Begin
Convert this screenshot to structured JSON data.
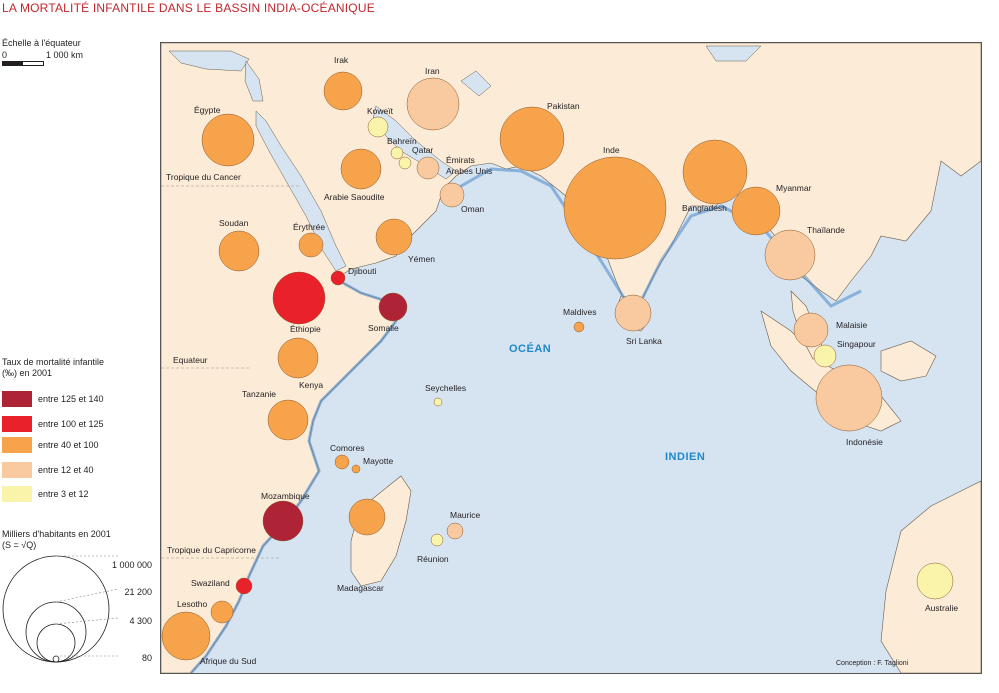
{
  "title": "LA MORTALITÉ INFANTILE DANS LE BASSIN INDIA-OCÉANIQUE",
  "scale": {
    "label": "Échelle à l'équateur",
    "start": "0",
    "end": "1 000 km"
  },
  "legend_rate": {
    "title_line1": "Taux de mortalité infantile",
    "title_line2": "(‰)  en 2001",
    "classes": [
      {
        "label": "entre 125 et 140",
        "color": "#ae2335"
      },
      {
        "label": "entre 100 et 125",
        "color": "#e8212a"
      },
      {
        "label": "entre 40 et 100",
        "color": "#f6a34c"
      },
      {
        "label": "entre 12 et 40",
        "color": "#f9c9a0"
      },
      {
        "label": "entre 3 et 12",
        "color": "#f9f4aa"
      }
    ]
  },
  "legend_size": {
    "title_line1": "Milliers d'habitants en 2001",
    "title_line2": "(S = √Q)",
    "values": [
      "1 000 000",
      "21 200",
      "4 300",
      "80"
    ]
  },
  "map": {
    "lines": [
      "Tropique du Cancer",
      "Equateur",
      "Tropique du Capricorne"
    ],
    "ocean_line1": "OCÉAN",
    "ocean_line2": "INDIEN",
    "credit": "Conception : F. Taglioni",
    "countries": [
      {
        "name": "Irak",
        "cls": 2
      },
      {
        "name": "Iran",
        "cls": 3
      },
      {
        "name": "Koweït",
        "cls": 4
      },
      {
        "name": "Bahreïn",
        "cls": 4
      },
      {
        "name": "Qatar",
        "cls": 4
      },
      {
        "name": "Émirats",
        "name2": "Arabes Unis",
        "cls": 3
      },
      {
        "name": "Oman",
        "cls": 3
      },
      {
        "name": "Égypte",
        "cls": 2
      },
      {
        "name": "Arabie Saoudite",
        "cls": 2
      },
      {
        "name": "Pakistan",
        "cls": 2
      },
      {
        "name": "Inde",
        "cls": 2
      },
      {
        "name": "Bangladesh",
        "cls": 2
      },
      {
        "name": "Myanmar",
        "cls": 2
      },
      {
        "name": "Thaïlande",
        "cls": 3
      },
      {
        "name": "Soudan",
        "cls": 2
      },
      {
        "name": "Érythrée",
        "cls": 2
      },
      {
        "name": "Yémen",
        "cls": 2
      },
      {
        "name": "Djibouti",
        "cls": 1
      },
      {
        "name": "Éthiopie",
        "cls": 1
      },
      {
        "name": "Somalie",
        "cls": 0
      },
      {
        "name": "Maldives",
        "cls": 2
      },
      {
        "name": "Sri Lanka",
        "cls": 3
      },
      {
        "name": "Malaisie",
        "cls": 3
      },
      {
        "name": "Singapour",
        "cls": 4
      },
      {
        "name": "Indonésie",
        "cls": 3
      },
      {
        "name": "Kenya",
        "cls": 2
      },
      {
        "name": "Tanzanie",
        "cls": 2
      },
      {
        "name": "Seychelles",
        "cls": 4
      },
      {
        "name": "Comores",
        "cls": 2
      },
      {
        "name": "Mayotte",
        "cls": 2
      },
      {
        "name": "Mozambique",
        "cls": 0
      },
      {
        "name": "Madagascar",
        "cls": 2
      },
      {
        "name": "Maurice",
        "cls": 3
      },
      {
        "name": "Réunion",
        "cls": 4
      },
      {
        "name": "Swaziland",
        "cls": 1
      },
      {
        "name": "Lesotho",
        "cls": 2
      },
      {
        "name": "Afrique du Sud",
        "cls": 2
      },
      {
        "name": "Australie",
        "cls": 4
      }
    ]
  }
}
End
◆ **Directions**: Return each line that includes "color".

◆ **Output below**:
        "color": "#ae2335"
        "color": "#e8212a"
        "color": "#f6a34c"
        "color": "#f9c9a0"
        "color": "#f9f4aa"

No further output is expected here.